= SHORT PROBLEM =
Gather all lines in the records below that include the word "Single".

>> START

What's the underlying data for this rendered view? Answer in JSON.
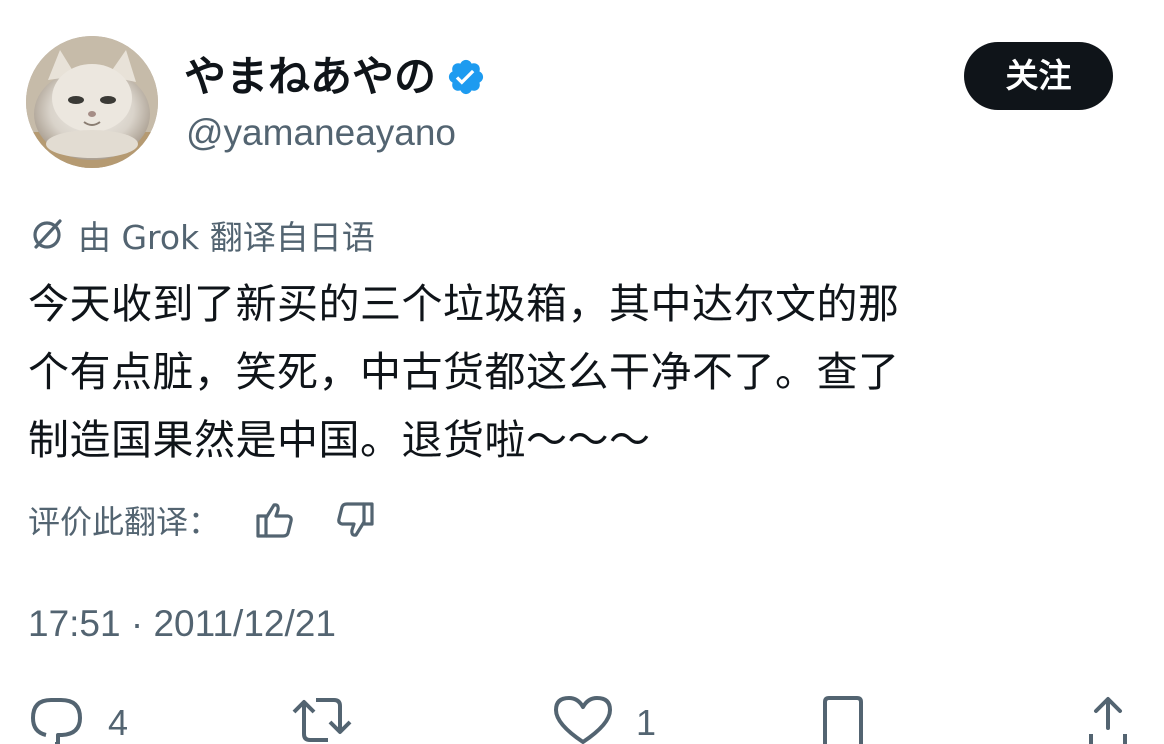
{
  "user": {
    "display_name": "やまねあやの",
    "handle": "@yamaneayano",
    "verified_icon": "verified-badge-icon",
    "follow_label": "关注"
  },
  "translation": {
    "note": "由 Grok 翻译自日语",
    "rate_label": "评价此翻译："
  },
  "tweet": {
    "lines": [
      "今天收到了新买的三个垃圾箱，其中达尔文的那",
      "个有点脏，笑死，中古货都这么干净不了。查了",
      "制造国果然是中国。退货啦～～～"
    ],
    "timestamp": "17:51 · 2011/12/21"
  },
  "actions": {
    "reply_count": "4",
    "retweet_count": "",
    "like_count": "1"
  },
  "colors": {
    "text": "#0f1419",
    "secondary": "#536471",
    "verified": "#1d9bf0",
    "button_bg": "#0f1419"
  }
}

>> END
>> START

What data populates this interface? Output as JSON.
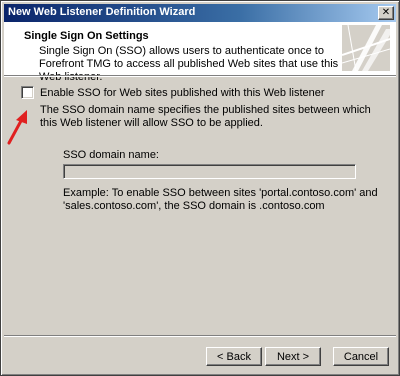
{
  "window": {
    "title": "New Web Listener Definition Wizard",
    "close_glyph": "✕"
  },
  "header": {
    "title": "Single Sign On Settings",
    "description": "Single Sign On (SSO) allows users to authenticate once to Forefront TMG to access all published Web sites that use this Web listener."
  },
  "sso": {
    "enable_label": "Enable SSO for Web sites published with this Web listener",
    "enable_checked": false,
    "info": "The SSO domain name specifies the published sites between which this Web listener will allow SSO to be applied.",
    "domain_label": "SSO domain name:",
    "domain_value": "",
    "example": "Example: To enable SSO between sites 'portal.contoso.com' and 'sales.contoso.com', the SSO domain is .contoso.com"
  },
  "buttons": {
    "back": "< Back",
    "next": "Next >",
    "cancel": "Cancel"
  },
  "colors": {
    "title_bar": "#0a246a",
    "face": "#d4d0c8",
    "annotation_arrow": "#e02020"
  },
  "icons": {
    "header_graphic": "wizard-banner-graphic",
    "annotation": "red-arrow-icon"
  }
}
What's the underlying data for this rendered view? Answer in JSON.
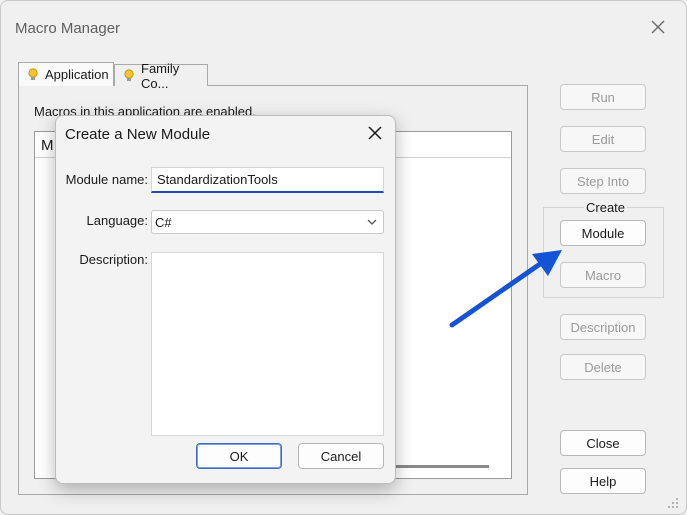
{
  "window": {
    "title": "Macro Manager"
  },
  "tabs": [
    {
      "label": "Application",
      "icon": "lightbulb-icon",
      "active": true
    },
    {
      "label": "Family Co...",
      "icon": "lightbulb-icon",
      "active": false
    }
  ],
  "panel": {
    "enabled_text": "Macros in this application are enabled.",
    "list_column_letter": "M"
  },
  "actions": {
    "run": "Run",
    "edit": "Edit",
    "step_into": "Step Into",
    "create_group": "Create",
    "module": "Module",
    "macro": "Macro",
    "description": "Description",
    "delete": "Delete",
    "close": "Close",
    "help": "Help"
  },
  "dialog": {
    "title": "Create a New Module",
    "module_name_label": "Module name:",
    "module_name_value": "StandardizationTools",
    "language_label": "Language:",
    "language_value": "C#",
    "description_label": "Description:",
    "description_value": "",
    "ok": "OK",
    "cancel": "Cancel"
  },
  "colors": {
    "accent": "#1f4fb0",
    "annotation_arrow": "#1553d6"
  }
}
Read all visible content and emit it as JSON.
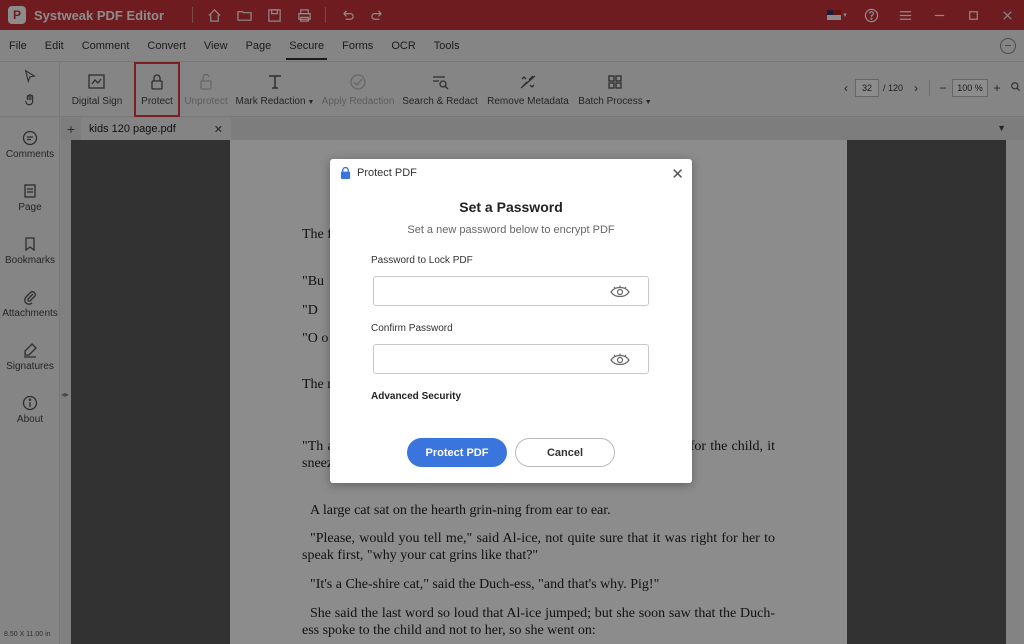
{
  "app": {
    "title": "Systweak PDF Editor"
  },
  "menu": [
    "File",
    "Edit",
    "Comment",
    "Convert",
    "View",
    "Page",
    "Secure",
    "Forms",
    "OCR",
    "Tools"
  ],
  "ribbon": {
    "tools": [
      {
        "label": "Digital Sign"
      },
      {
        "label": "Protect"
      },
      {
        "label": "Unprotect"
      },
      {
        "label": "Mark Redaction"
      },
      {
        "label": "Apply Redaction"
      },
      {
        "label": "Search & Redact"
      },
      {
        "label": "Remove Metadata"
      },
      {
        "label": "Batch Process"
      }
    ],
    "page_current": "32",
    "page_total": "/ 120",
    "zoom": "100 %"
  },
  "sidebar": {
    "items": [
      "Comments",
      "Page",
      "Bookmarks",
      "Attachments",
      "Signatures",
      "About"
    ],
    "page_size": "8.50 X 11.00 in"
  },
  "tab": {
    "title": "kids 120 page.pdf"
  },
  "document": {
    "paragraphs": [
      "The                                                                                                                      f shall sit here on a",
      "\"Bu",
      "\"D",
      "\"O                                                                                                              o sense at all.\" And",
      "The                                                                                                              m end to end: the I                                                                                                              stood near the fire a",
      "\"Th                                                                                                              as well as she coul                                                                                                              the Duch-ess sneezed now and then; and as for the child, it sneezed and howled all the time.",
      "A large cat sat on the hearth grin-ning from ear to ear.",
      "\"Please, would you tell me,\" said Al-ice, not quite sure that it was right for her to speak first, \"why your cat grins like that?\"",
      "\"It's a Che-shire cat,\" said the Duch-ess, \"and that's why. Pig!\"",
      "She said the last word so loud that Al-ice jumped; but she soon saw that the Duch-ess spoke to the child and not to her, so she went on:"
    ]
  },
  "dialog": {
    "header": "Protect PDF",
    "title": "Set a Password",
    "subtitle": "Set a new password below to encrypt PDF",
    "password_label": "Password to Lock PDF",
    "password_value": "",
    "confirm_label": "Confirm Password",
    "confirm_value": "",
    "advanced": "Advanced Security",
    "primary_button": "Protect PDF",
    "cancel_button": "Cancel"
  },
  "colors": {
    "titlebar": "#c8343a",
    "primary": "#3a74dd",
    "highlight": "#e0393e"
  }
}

>> END

= THE OUTPUT =
    "title": "Single Sign On Settings",
    "description": "Single Sign On (SSO) allows users to authenticate once to Forefront TMG to access all published Web sites that use this Web listener."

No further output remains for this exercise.